Requirement:
In the text on COF films, what BET surface area is reported for the COFTAPB-DHTA film?

PXRD patterns of a COFTAPB-DHTA, b COFTAPT-DHTA, and c COFTAPPy-DHTA film. FT-IR spectra of d COFTAPB-DHTA, e COFTAPT-DHTA, and f COFTAPPy-DHTA film. g AFM height image of COFTAPB-DHTA film. h AFM height image of COFTAPB-DHTA film after ultrasound for 3 h. i Height profile along the white line in (h)
Scanning electron microscopy (SEM) images of COF films demonstrate the continuous plane accompanied by porous morphology on the surface (Figs. 3a–c and S17–S18). In contrast, the COF powders prepared by the solvothermal method possess a uniform spherical shape with disorderly stacked blocks (Fig. 3d–f). The clear lattice fringes can be observed in high-resolution transmission electron microscopy (HR-TEM) images of COFTAPB-DHTA film, where the spacing is about 2.98 Å, corresponding to (100) facets (Fig. 3h) [33]. HR-TEM images and selected area electron diffraction (SAED) patterns of the COFTAPB-DHTA film are consistent with the crystal structure provided by PXRD results (Fig. S19) [34]. The stacking, crystallinity and grain size of COFs will seriously interfere with the transition energies required for electron transfer during the sensing process [35]. Therefore, the long-range continuous porous COF films will accelerate charge transfer and provide a solid basis for favorable sensing performance [36].
SEM images of a COFTAPB-DHTA, b COFTAPT-DHTA, and c COFTAPPy-DHTA film. SEM images of d COFTAPB-DHTA, e COFTAPT-DHTA, and f COFTAPPy-DHTA powder. g TEM, h HR-TEM and i SAED patterns of COFTAPB-DHTA
The Brunauer–Emmett–Teller (BET) measurement result of μm-level COF films is shown in Fig. S20. The nitrogen sorption isotherm exhibits a type IVb isotherm with a hysteresis loop, confirming the mesoporous character of the COFTAPB-DHTA and COFTAPT-DHTA films (Fig. S20a, b). The equilibrium model of quenched solid density functional theory (QSDFT) analyzes COFTAPB-DHTA film and yields a very narrow pore size distribution with a maximum of 2.28 nm (Fig. S20a) which agrees with the structural model in SEM and TEM images. COFTAPB-DHTA film has the largest BET surface of 1143.18 ± 38.66 m2 g−1, with a cumulative pore volume of 0.63 ± 0.05 cm3 g−1. There are two peaks in the cumulative pore size volume of COFTAPPy-DHTA film, which play an adsorption function at 2.34 and 32.23 nm, indicating the existence of a hierarchically porous structure (Fig. S20f). The alternating stacking of COFTAPPy-DHTA film layers containing heterosporous frameworks may cause an even more pore volume reduction. DHTA hydrogen bonding can prevent a nucleophilic attack during the condensation reaction, resulting in COFX-TAPB films with a controllable pore size (Figs. S20d, e and S21). In contrast, the pore size distribution of COFTAPB-BPDA and COFTAPB-PDA films without DHTA is more dispersed. COFTAPB-BPDA and COFTAPB-PDA films only have BET surface results of 666.26 ± 13.31 and 611.16 ± 6.49 m2 g−1, respectively (Fig. S21a, b).

Information provided:
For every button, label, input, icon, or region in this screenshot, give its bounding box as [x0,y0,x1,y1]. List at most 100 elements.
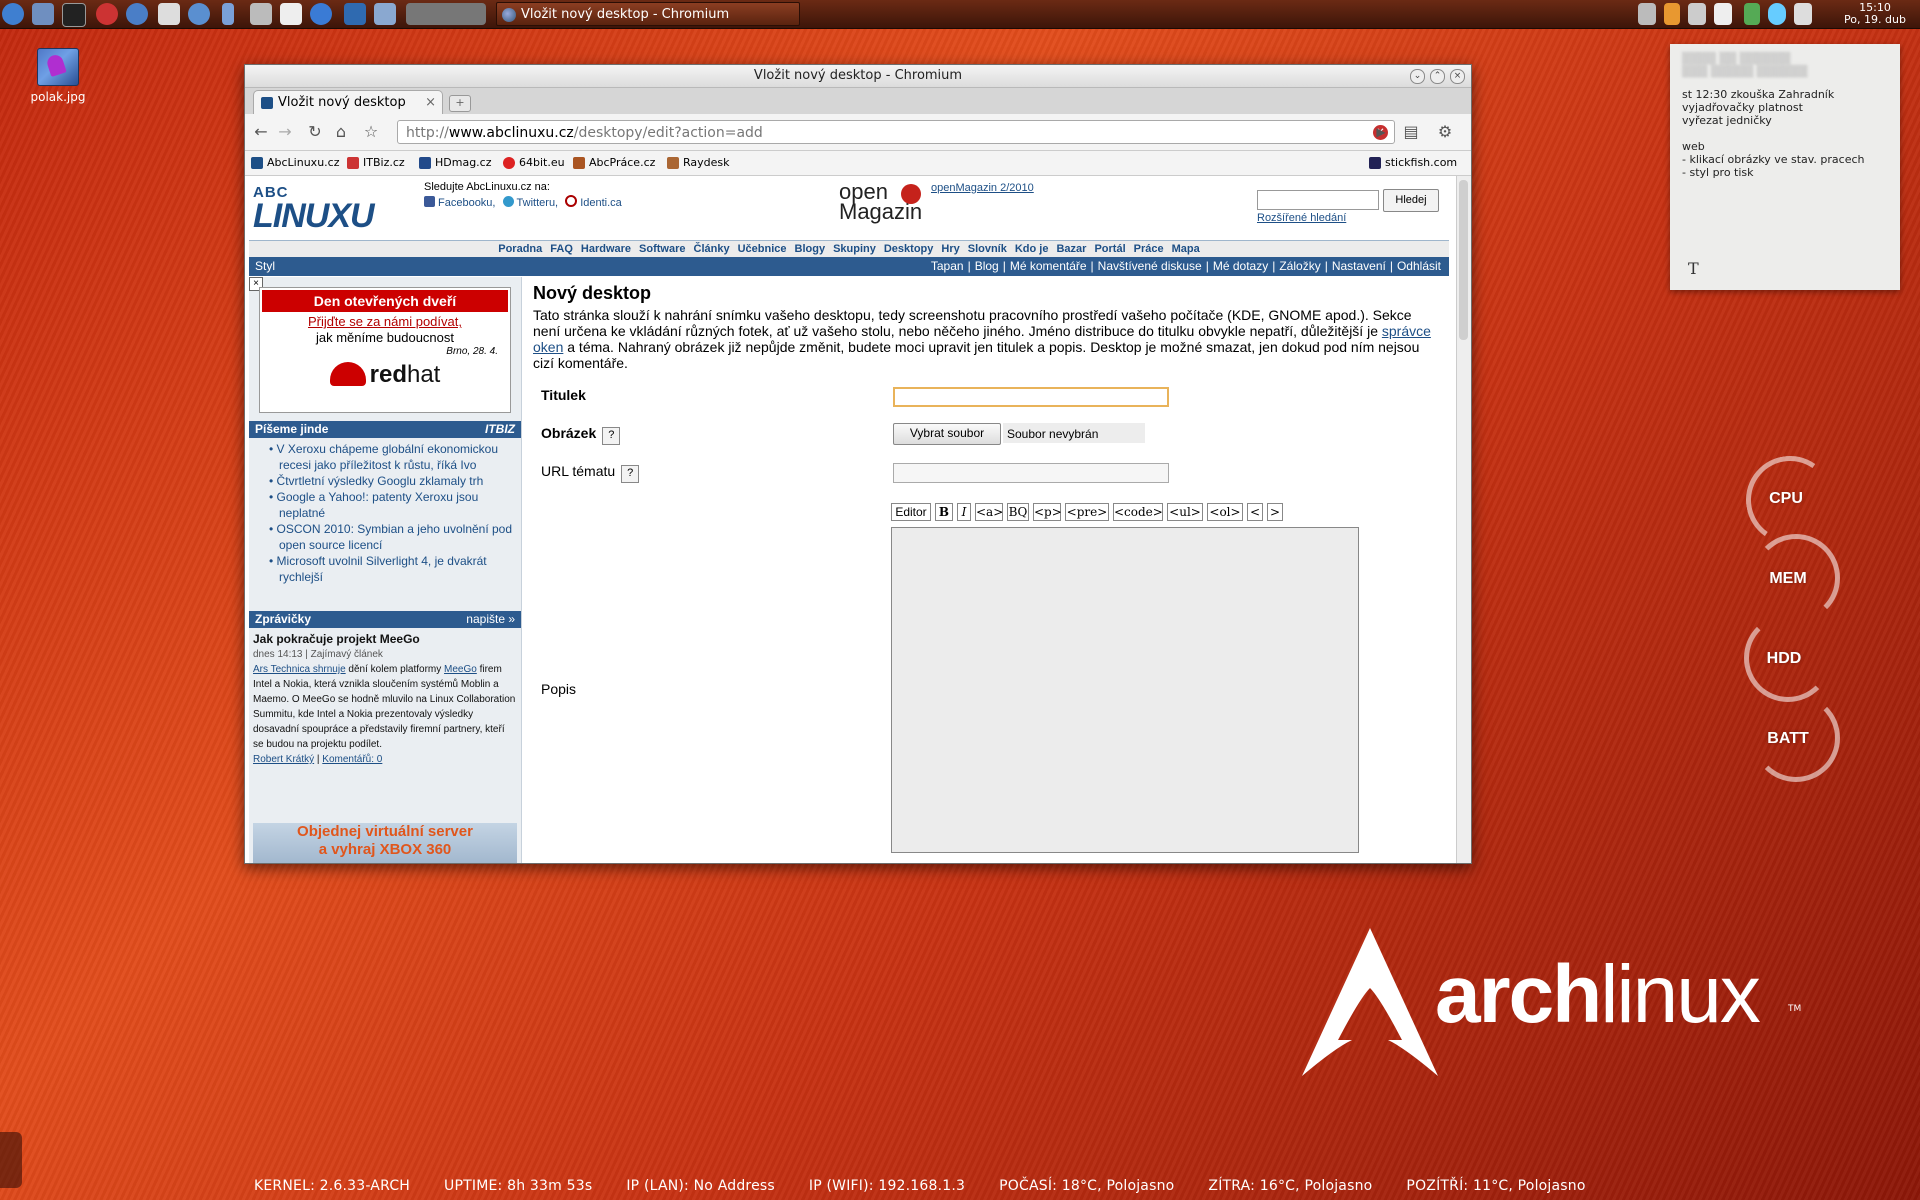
wifi-icon[interactable] [1688,3,1706,25]
link-identica[interactable]: Identi.ca [580,197,622,209]
mail-tray-icon[interactable] [1714,3,1732,25]
user-menu-item[interactable]: Mé dotazy [1213,259,1268,273]
menu-item[interactable]: Blogy [795,243,826,255]
mail-icon[interactable] [158,3,180,25]
jinde-item[interactable]: • Čtvrtletní výsledky Googlu zklamaly tr… [269,473,519,489]
search-input[interactable] [1257,190,1379,210]
user-menu-item[interactable]: Blog [975,259,999,273]
bookmark-stickfish[interactable]: stickfish.com [1367,151,1457,175]
news-title[interactable]: Jak pokračuje projekt MeeGo [253,632,517,647]
address-bar[interactable]: http://www.abclinuxu.cz/desktopy/edit?ac… [397,120,1395,144]
vps-ad[interactable]: Objednej virtuální server a vyhraj XBOX … [253,823,517,863]
page-scrollbar[interactable] [1456,176,1471,863]
browser-icon[interactable] [310,3,332,25]
editor-button[interactable]: Editor [891,503,931,521]
link-twitter[interactable]: Twitteru, [517,197,559,209]
editor-button[interactable]: > [1267,503,1283,521]
url-input[interactable] [893,463,1169,483]
openmagazin-link[interactable]: openMagazin 2/2010 [931,182,1034,194]
menu-item[interactable]: Hardware [581,243,631,255]
menu-item[interactable]: Skupiny [833,243,876,255]
user-menu-item[interactable]: Záložky [1279,259,1320,273]
user-menu-item[interactable]: Mé komentáře [1010,259,1087,273]
virtualbox-icon[interactable] [374,3,396,25]
advanced-search-link[interactable]: Rozšířené hledání [1257,212,1346,224]
news-comments[interactable]: Komentářů: 0 [322,754,382,765]
jinde-item[interactable]: • V Xeroxu chápeme globální ekonomickou … [269,441,519,473]
menu-item[interactable]: Slovník [968,243,1007,255]
editor-button[interactable]: <code> [1113,503,1163,521]
bookmark-hdmag[interactable]: HDmag.cz [417,151,492,175]
bookmark-raydesk[interactable]: Raydesk [665,151,730,175]
itbiz-logo[interactable]: ITBIZ [485,421,515,438]
minimize-icon[interactable]: ⌄ [1410,69,1425,84]
search-button[interactable]: Hledej [1383,189,1439,212]
chromium-icon[interactable] [126,3,148,25]
clock[interactable]: 15:10 Po, 19. dub [1830,0,1920,26]
editor-button[interactable]: < [1247,503,1263,521]
close-icon[interactable]: × [1450,69,1465,84]
menu-item[interactable]: Software [639,243,685,255]
link-facebook[interactable]: Facebooku, [438,197,495,209]
user-menu-item[interactable]: Odhlásit [1397,259,1441,273]
abclinuxu-logo[interactable]: ABC LINUXU [253,184,381,234]
editor-button[interactable]: <a> [975,503,1003,521]
reload-icon[interactable]: ↻ [305,122,325,142]
bookmark-64bit[interactable]: 64bit.eu [501,151,565,175]
menu-item[interactable]: Desktopy [884,243,934,255]
kde-menu-icon[interactable] [2,3,24,25]
page-menu-icon[interactable]: ▤ [1401,122,1421,142]
opera-icon[interactable] [96,3,118,25]
titulek-input[interactable] [893,387,1169,407]
editor-button[interactable]: I [957,503,971,521]
menu-item[interactable]: FAQ [550,243,573,255]
terminal-icon[interactable] [62,3,86,27]
menu-item[interactable]: Kdo je [1015,243,1049,255]
user-menu-item[interactable]: Navštívené diskuse [1098,259,1202,273]
menu-item[interactable]: Portál [1094,243,1125,255]
wrench-menu-icon[interactable]: ⚙ [1435,122,1455,142]
openmagazin-logo[interactable]: open Magazin [839,181,922,223]
home-icon[interactable]: ⌂ [331,122,351,142]
text-editor-icon[interactable] [280,3,302,25]
volume-icon[interactable] [1638,3,1656,25]
left-dock[interactable] [0,1132,22,1188]
menu-item[interactable]: Články [694,243,730,255]
menu-item[interactable]: Učebnice [738,243,787,255]
editor-button[interactable]: <ol> [1207,503,1243,521]
user-menu-item[interactable]: Tapan [931,259,964,273]
network-icon[interactable] [1794,3,1812,25]
menu-item[interactable]: Bazar [1056,243,1086,255]
forward-icon[interactable]: → [275,122,295,142]
news-link-meego[interactable]: MeeGo [444,664,477,675]
bookmark-itbiz[interactable]: ITBiz.cz [345,151,405,175]
phone-icon[interactable] [222,3,234,25]
back-icon[interactable]: ← [251,122,271,142]
editor-button[interactable]: <ul> [1167,503,1203,521]
jinde-item[interactable]: • OSCON 2010: Symbian a jeho uvolnění po… [269,521,519,553]
editor-button[interactable]: B [935,503,953,521]
go-icon[interactable]: ▶ [1371,122,1391,142]
tab-close-icon[interactable]: × [425,91,436,115]
desktop-file-icon[interactable]: polak.jpg [28,48,88,104]
choose-file-button[interactable]: Vybrat soubor [893,423,1001,445]
taskbar-task-chromium[interactable]: Vložit nový desktop - Chromium [496,2,800,26]
sticky-note[interactable]: ▒▒▒▒ ▒▒ ▒▒▒▒▒▒ ▒▒▒ ▒▒▒▒▒ ▒▒▒▒▒▒ st 12:30 … [1670,44,1900,290]
style-link[interactable]: Styl [255,257,275,276]
editor-button[interactable]: <pre> [1065,503,1109,521]
calculator-icon[interactable] [250,3,272,25]
bookmark-abclinuxu[interactable]: AbcLinuxu.cz [249,151,339,175]
update-icon[interactable] [1664,3,1680,25]
jinde-item[interactable]: • Google a Yahoo!: patenty Xeroxu jsou n… [269,489,519,521]
scrollbar-thumb[interactable] [1459,180,1468,340]
text-tool-icon[interactable]: T [1688,261,1699,277]
window-titlebar[interactable]: Vložit nový desktop - Chromium ⌄ ⌃ × [245,65,1471,88]
editor-button[interactable]: BQ [1007,503,1029,521]
tab-active[interactable]: Vložit nový desktop × [253,90,443,114]
new-tab-button[interactable]: + [449,95,471,112]
display-icon[interactable] [344,3,366,25]
bookmark-star-icon[interactable]: ☆ [361,122,381,142]
obrazek-help-icon[interactable]: ? [602,427,621,445]
im-client-icon[interactable] [188,3,210,25]
download-icon[interactable] [1744,3,1760,25]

Final answer:
1143.18 ± 38.66 m2 g−1